* Begin *

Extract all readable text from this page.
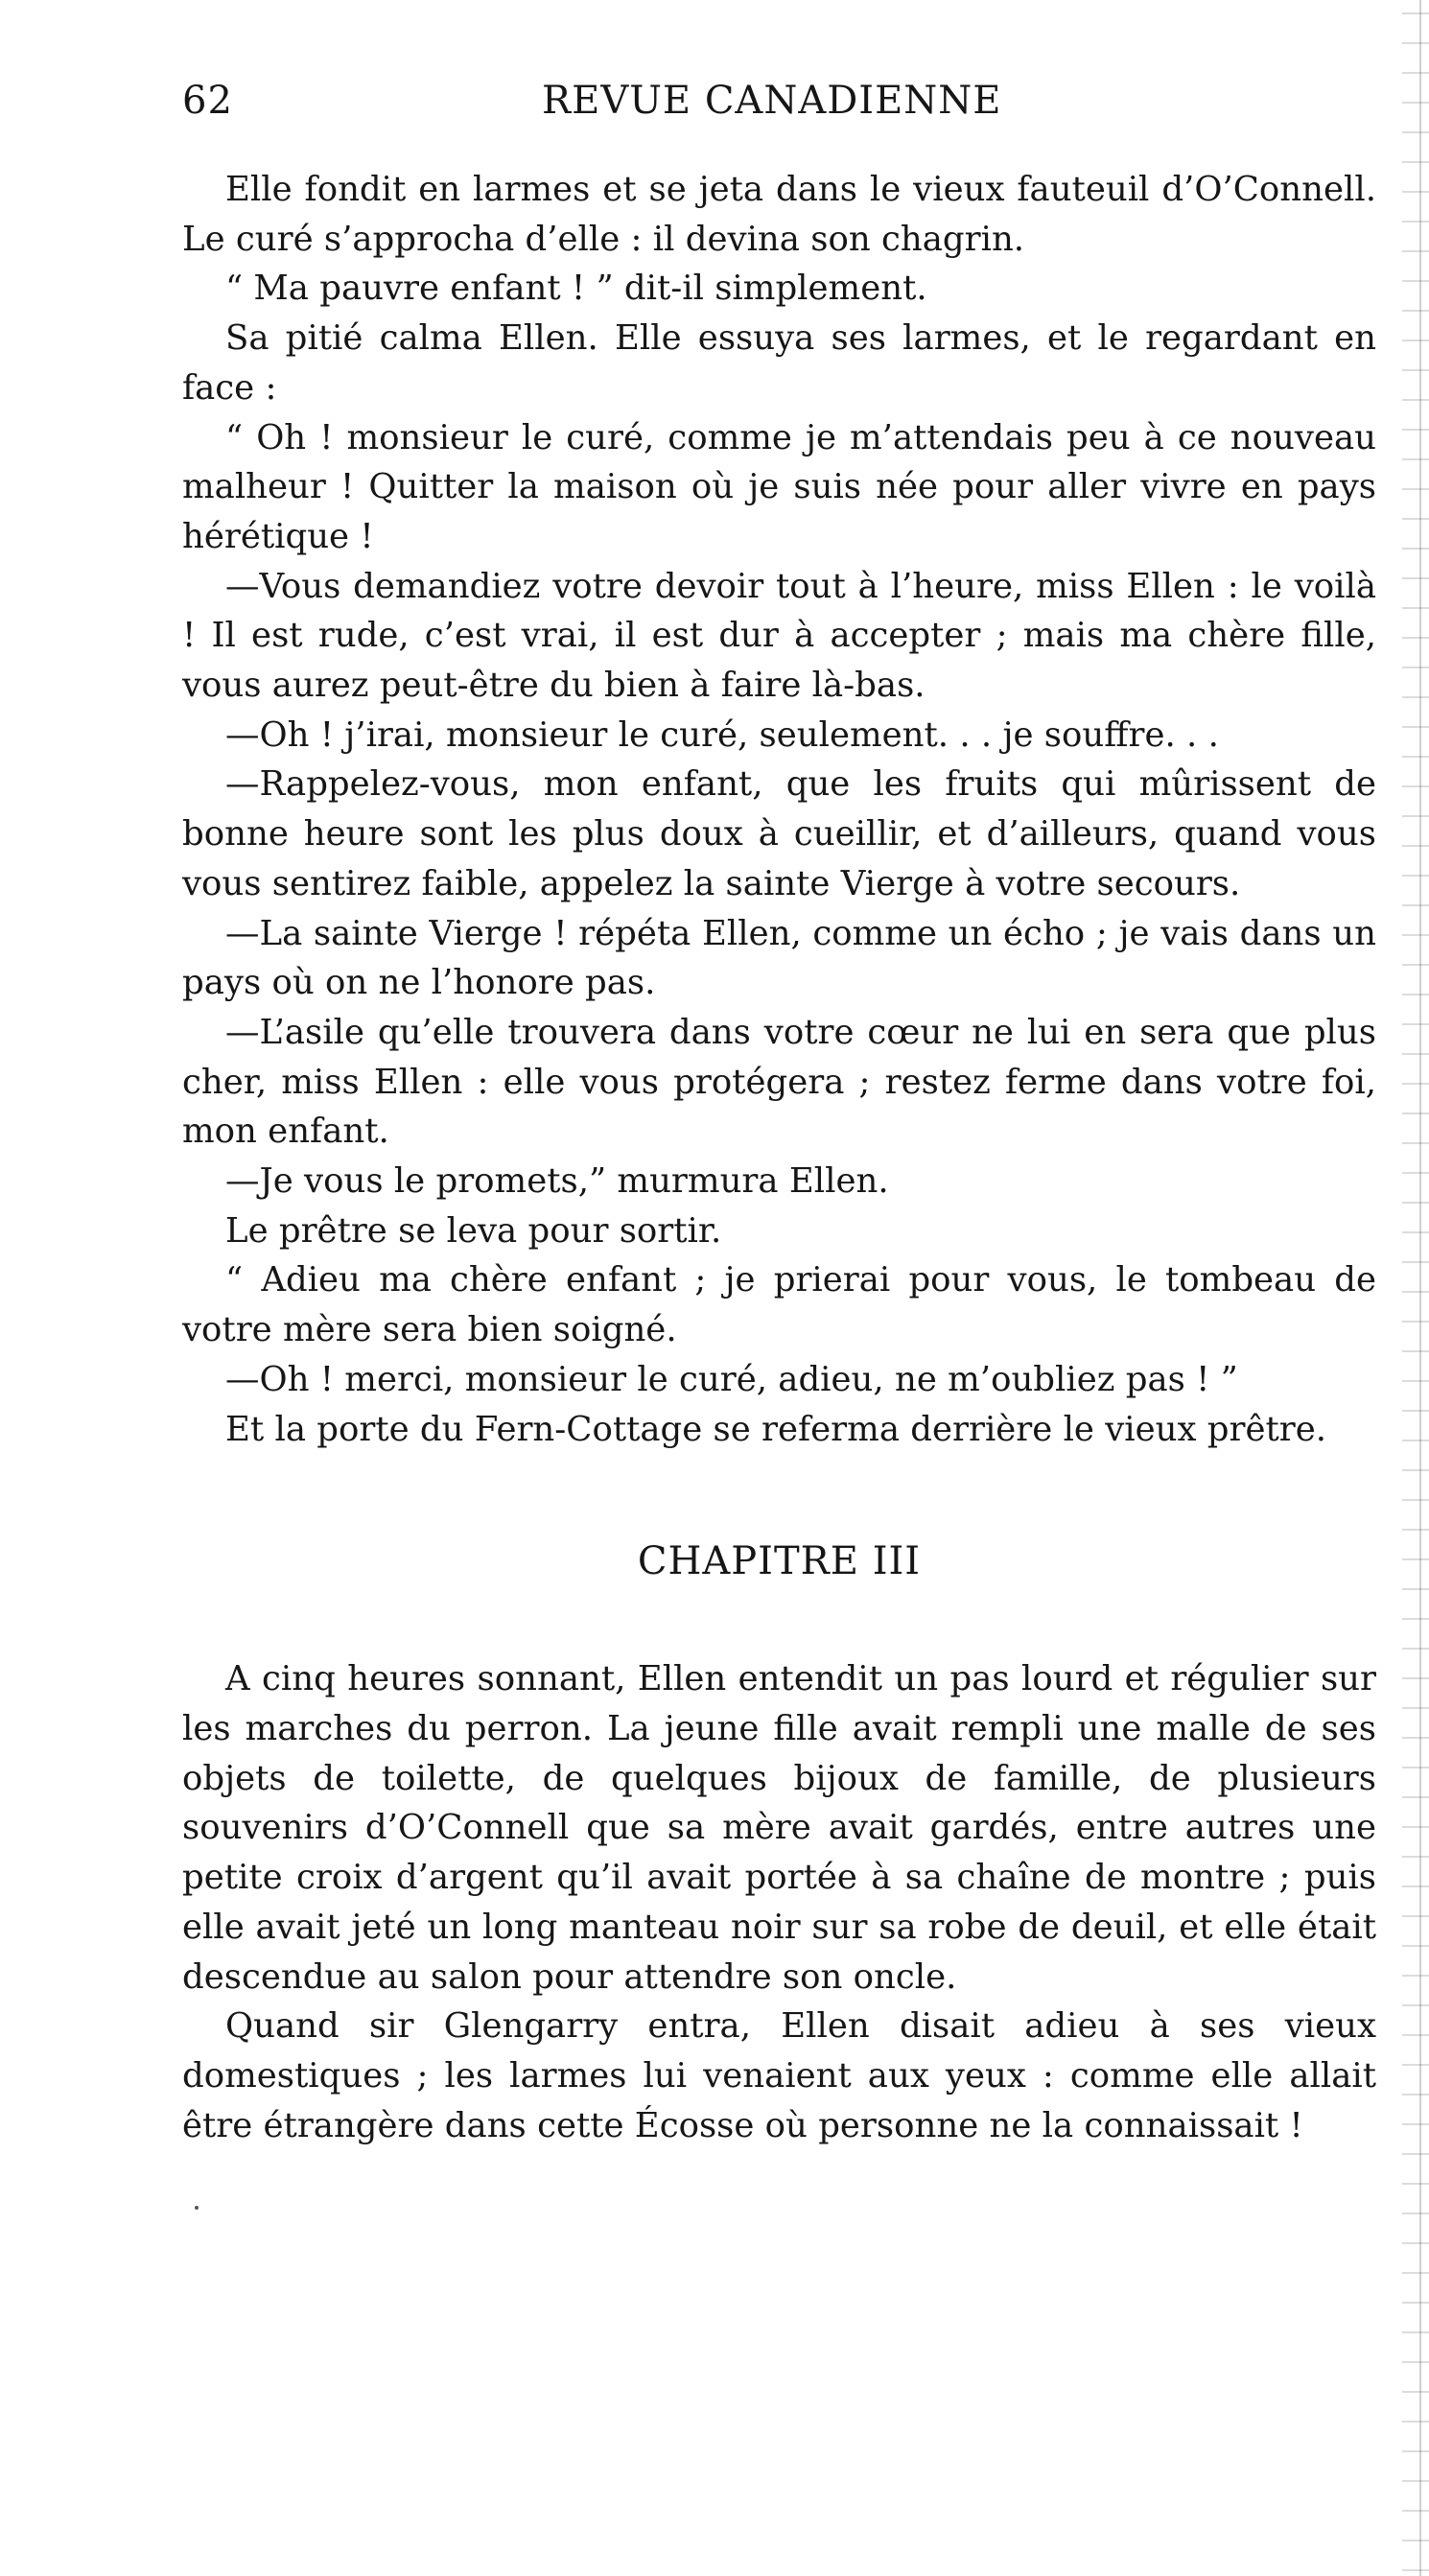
62	REVUE CANADIENNE

Elle fondit en larmes et se jeta dans le vieux fauteuil d’O’Connell. Le curé s’approcha d’elle : il devina son chagrin.

“ Ma pauvre enfant ! ” dit-il simplement.

Sa pitié calma Ellen. Elle essuya ses larmes, et le regardant en face :

“ Oh ! monsieur le curé, comme je m’attendais peu à ce nouveau malheur ! Quitter la maison où je suis née pour aller vivre en pays hérétique !

—Vous demandiez votre devoir tout à l’heure, miss Ellen : le voilà ! Il est rude, c’est vrai, il est dur à accepter ; mais ma chère fille, vous aurez peut-être du bien à faire là-bas.

—Oh ! j’irai, monsieur le curé, seulement. . . je souffre. . .

—Rappelez-vous, mon enfant, que les fruits qui mûrissent de bonne heure sont les plus doux à cueillir, et d’ailleurs, quand vous vous sentirez faible, appelez la sainte Vierge à votre secours.

—La sainte Vierge ! répéta Ellen, comme un écho ; je vais dans un pays où on ne l’honore pas.

—L’asile qu’elle trouvera dans votre cœur ne lui en sera que plus cher, miss Ellen : elle vous protégera ; restez ferme dans votre foi, mon enfant.

—Je vous le promets,” murmura Ellen.

Le prêtre se leva pour sortir.

“ Adieu ma chère enfant ; je prierai pour vous, le tombeau de votre mère sera bien soigné.

—Oh ! merci, monsieur le curé, adieu, ne m’oubliez pas ! ”

Et la porte du Fern-Cottage se referma derrière le vieux prêtre.

CHAPITRE III

A cinq heures sonnant, Ellen entendit un pas lourd et régulier sur les marches du perron. La jeune fille avait rempli une malle de ses objets de toilette, de quelques bijoux de famille, de plusieurs souvenirs d’O’Connell que sa mère avait gardés, entre autres une petite croix d’argent qu’il avait portée à sa chaîne de montre ; puis elle avait jeté un long manteau noir sur sa robe de deuil, et elle était descendue au salon pour attendre son oncle.

Quand sir Glengarry entra, Ellen disait adieu à ses vieux domestiques ; les larmes lui venaient aux yeux : comme elle allait être étrangère dans cette Écosse où personne ne la connaissait !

* End *

Goal
Extract all lines that hold the word "vous".

The solution
—Vous demandiez votre devoir tout à l’heure, miss Ellen : le voilà ! Il est rude, c’est vrai, il est dur à accepter ; mais ma chère fille, vous aurez peut-être du bien à faire là-bas.
—Rappelez-vous, mon enfant, que les fruits qui mûrissent de bonne heure sont les plus doux à cueillir, et d’ailleurs, quand vous vous sentirez faible, appelez la sainte Vierge à votre secours.
—L’asile qu’elle trouvera dans votre cœur ne lui en sera que plus cher, miss Ellen : elle vous protégera ; restez ferme dans votre foi, mon enfant.
—Je vous le promets,” murmura Ellen.
“ Adieu ma chère enfant ; je prierai pour vous, le tombeau de votre mère sera bien soigné.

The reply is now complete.